[Stored dataset items]
□ □ □ □ □

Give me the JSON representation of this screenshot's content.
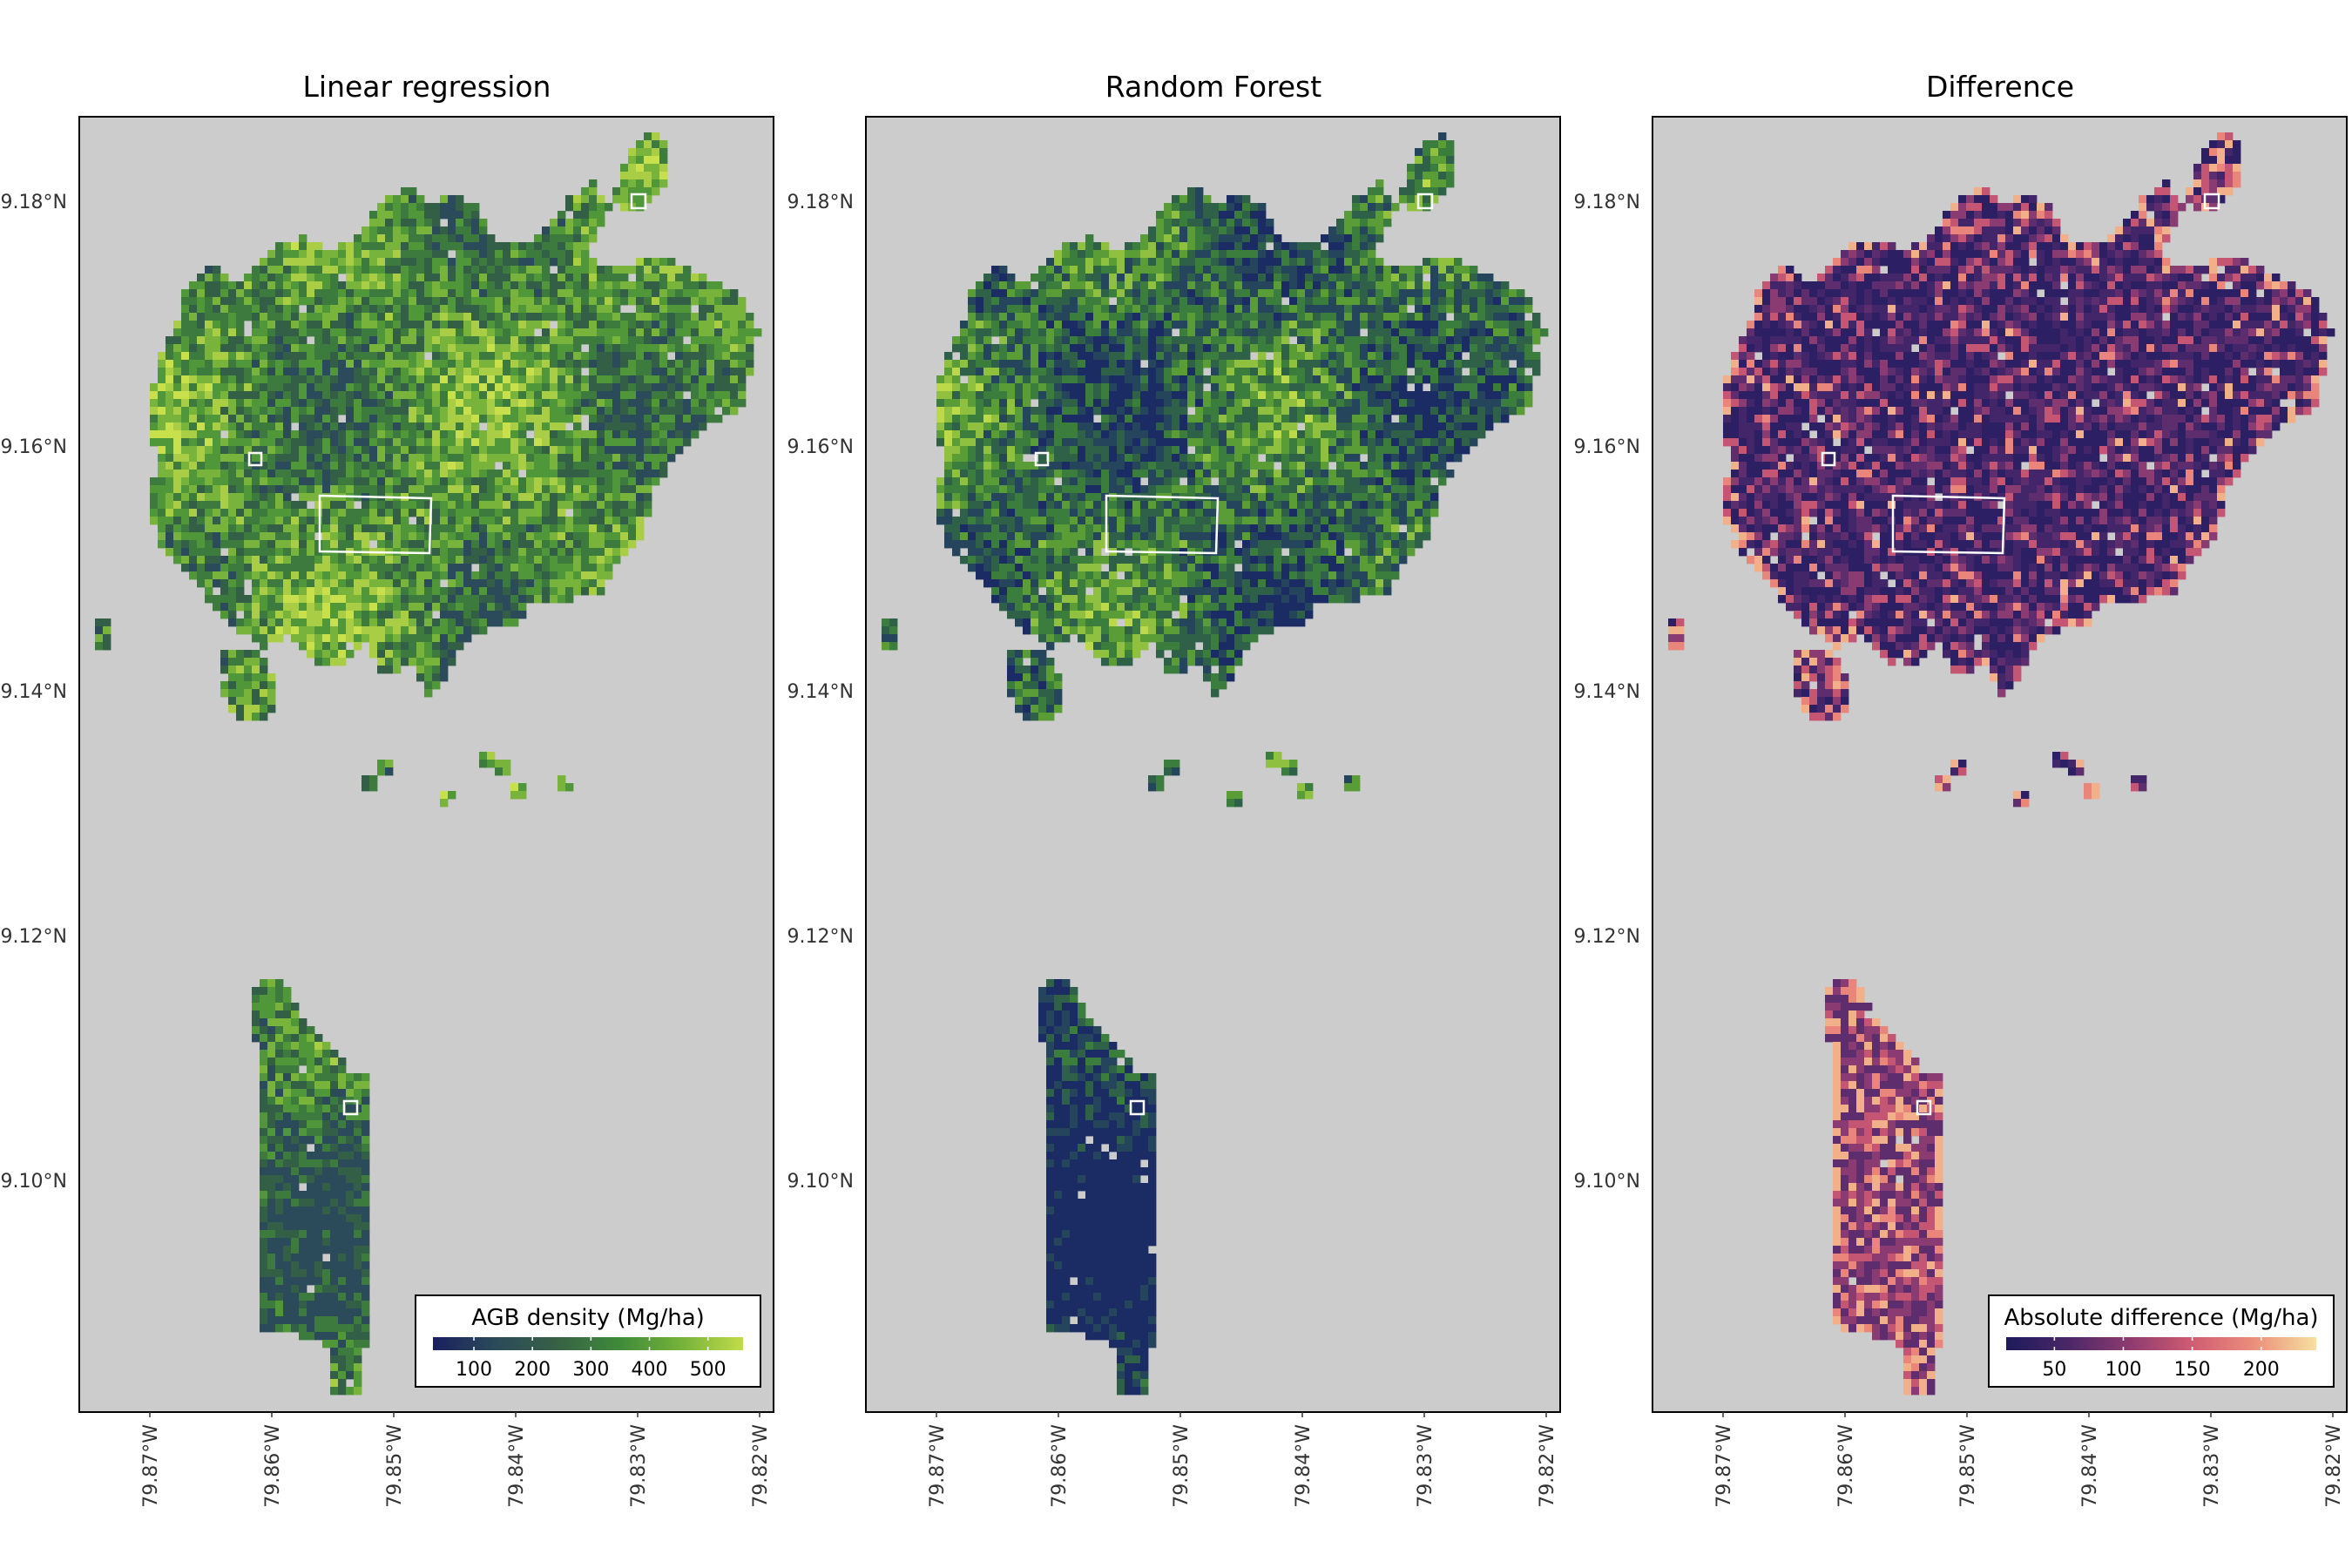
{
  "panels": [
    {
      "title": "Linear regression",
      "palette": "agb"
    },
    {
      "title": "Random Forest",
      "palette": "agb_rf"
    },
    {
      "title": "Difference",
      "palette": "diff"
    }
  ],
  "axes": {
    "lat_ticks": [
      "9.18°N",
      "9.16°N",
      "9.14°N",
      "9.12°N",
      "9.10°N"
    ],
    "lon_ticks": [
      "79.87°W",
      "79.86°W",
      "79.85°W",
      "79.84°W",
      "79.83°W",
      "79.82°W"
    ],
    "lat_values": [
      9.18,
      9.16,
      9.14,
      9.12,
      9.1
    ],
    "lon_values": [
      -79.87,
      -79.86,
      -79.85,
      -79.84,
      -79.83,
      -79.82
    ],
    "background_color": "#cccccc"
  },
  "legends": {
    "agb": {
      "title": "AGB density (Mg/ha)",
      "ticks": [
        "100",
        "200",
        "300",
        "400",
        "500"
      ],
      "tick_values": [
        100,
        200,
        300,
        400,
        500
      ],
      "range": [
        30,
        560
      ],
      "colors": [
        "#1a1f5e",
        "#2a4a5a",
        "#376145",
        "#3f8a3a",
        "#74b23a",
        "#c2dc4a"
      ]
    },
    "diff": {
      "title": "Absolute difference (Mg/ha)",
      "ticks": [
        "50",
        "100",
        "150",
        "200"
      ],
      "tick_values": [
        50,
        100,
        150,
        200
      ],
      "range": [
        15,
        240
      ],
      "colors": [
        "#1d1a5a",
        "#4b2767",
        "#8e3b6f",
        "#d05c72",
        "#eb8f7c",
        "#f7e0a0"
      ]
    }
  },
  "highlight_boxes": [
    "small-box-northeast",
    "small-box-west",
    "rectangle-center",
    "small-box-south"
  ]
}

□ □ □ □ □

### Goal of the exercise
Quote the listing above in full, except for the pictures.

### Written reply
Give me the JSON representation of this screenshot's content.
{
  "panels": [
    {
      "title": "Linear regression",
      "palette": "agb"
    },
    {
      "title": "Random Forest",
      "palette": "agb_rf"
    },
    {
      "title": "Difference",
      "palette": "diff"
    }
  ],
  "axes": {
    "lat_ticks": [
      "9.18°N",
      "9.16°N",
      "9.14°N",
      "9.12°N",
      "9.10°N"
    ],
    "lon_ticks": [
      "79.87°W",
      "79.86°W",
      "79.85°W",
      "79.84°W",
      "79.83°W",
      "79.82°W"
    ],
    "lat_values": [
      9.18,
      9.16,
      9.14,
      9.12,
      9.1
    ],
    "lon_values": [
      -79.87,
      -79.86,
      -79.85,
      -79.84,
      -79.83,
      -79.82
    ],
    "background_color": "#cccccc"
  },
  "legends": {
    "agb": {
      "title": "AGB density (Mg/ha)",
      "ticks": [
        "100",
        "200",
        "300",
        "400",
        "500"
      ],
      "tick_values": [
        100,
        200,
        300,
        400,
        500
      ],
      "range": [
        30,
        560
      ],
      "colors": [
        "#1a1f5e",
        "#2a4a5a",
        "#376145",
        "#3f8a3a",
        "#74b23a",
        "#c2dc4a"
      ]
    },
    "diff": {
      "title": "Absolute difference (Mg/ha)",
      "ticks": [
        "50",
        "100",
        "150",
        "200"
      ],
      "tick_values": [
        50,
        100,
        150,
        200
      ],
      "range": [
        15,
        240
      ],
      "colors": [
        "#1d1a5a",
        "#4b2767",
        "#8e3b6f",
        "#d05c72",
        "#eb8f7c",
        "#f7e0a0"
      ]
    }
  },
  "highlight_boxes": [
    "small-box-northeast",
    "small-box-west",
    "rectangle-center",
    "small-box-south"
  ]
}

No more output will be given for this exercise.